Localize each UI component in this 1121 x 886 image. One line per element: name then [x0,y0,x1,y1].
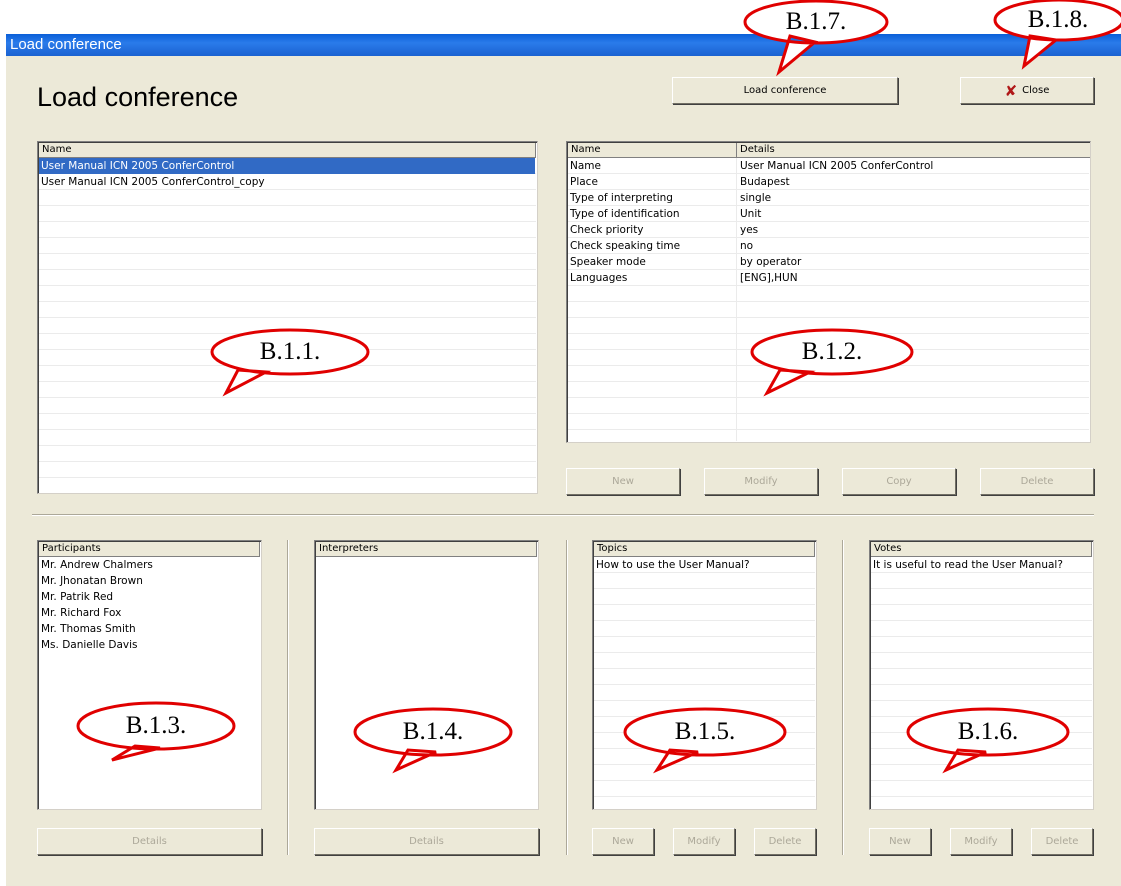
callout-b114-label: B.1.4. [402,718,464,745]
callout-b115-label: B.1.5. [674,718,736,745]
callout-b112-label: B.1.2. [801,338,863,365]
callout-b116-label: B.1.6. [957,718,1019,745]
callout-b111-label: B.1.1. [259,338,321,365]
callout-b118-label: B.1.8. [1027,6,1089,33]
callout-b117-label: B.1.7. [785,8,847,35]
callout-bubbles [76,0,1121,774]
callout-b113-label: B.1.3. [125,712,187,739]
******
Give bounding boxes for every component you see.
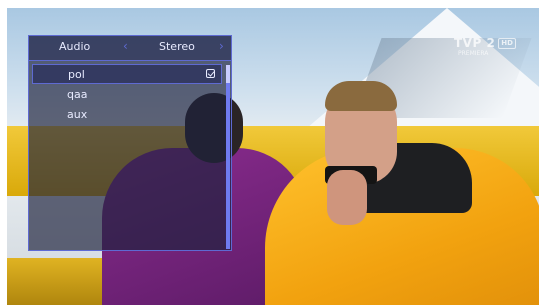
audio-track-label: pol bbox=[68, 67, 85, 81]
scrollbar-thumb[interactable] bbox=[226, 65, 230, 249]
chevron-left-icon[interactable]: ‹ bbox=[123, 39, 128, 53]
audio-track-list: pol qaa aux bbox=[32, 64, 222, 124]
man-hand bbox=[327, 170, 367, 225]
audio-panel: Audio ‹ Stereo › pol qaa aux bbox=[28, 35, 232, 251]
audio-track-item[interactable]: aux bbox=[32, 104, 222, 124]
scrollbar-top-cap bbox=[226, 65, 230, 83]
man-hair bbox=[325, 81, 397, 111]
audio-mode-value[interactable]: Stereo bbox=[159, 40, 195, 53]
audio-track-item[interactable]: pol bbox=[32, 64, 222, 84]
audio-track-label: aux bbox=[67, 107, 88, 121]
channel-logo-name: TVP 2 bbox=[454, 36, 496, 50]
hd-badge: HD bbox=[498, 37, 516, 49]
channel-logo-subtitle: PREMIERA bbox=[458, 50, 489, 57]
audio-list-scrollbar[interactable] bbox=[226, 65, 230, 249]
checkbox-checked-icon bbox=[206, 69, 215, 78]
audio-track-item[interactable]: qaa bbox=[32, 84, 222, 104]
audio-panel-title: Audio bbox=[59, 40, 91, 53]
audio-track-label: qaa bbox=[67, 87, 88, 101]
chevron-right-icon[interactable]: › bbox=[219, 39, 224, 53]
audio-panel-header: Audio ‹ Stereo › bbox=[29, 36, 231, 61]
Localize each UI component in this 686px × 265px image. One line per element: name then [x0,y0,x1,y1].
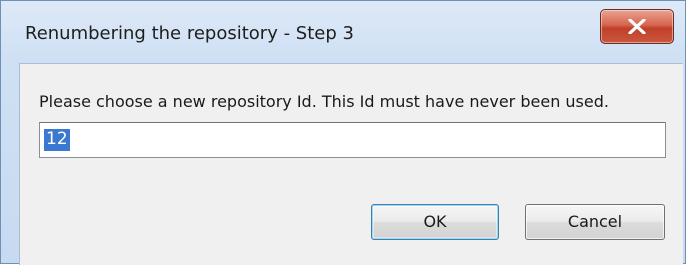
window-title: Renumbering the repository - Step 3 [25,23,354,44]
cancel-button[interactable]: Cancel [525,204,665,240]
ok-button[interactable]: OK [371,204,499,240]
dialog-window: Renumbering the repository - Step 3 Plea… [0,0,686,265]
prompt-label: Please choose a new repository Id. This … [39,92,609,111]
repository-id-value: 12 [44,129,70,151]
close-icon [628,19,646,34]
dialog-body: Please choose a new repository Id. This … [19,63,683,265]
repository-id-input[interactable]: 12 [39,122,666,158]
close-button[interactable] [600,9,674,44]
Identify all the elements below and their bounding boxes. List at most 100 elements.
******
### Task description
Format the stretch of the listing above, from the line containing "Localize each UI component in this 1121" through the line containing "callout-bubbles [76,0,1121,774]", as a numbered list. Skip any blank lines and leave out the pictures.

### Answer
1. Localize each UI component in this 1121 x 886 image. One line per element: name then [x0,y0,x1,y1].
2. callout-b114-label: B.1.4. [402,718,464,745]
3. callout-b115-label: B.1.5. [674,718,736,745]
4. callout-b112-label: B.1.2. [801,338,863,365]
5. callout-b116-label: B.1.6. [957,718,1019,745]
6. callout-b111-label: B.1.1. [259,338,321,365]
7. callout-b118-label: B.1.8. [1027,6,1089,33]
8. callout-b117-label: B.1.7. [785,8,847,35]
9. callout-bubbles [76,0,1121,774]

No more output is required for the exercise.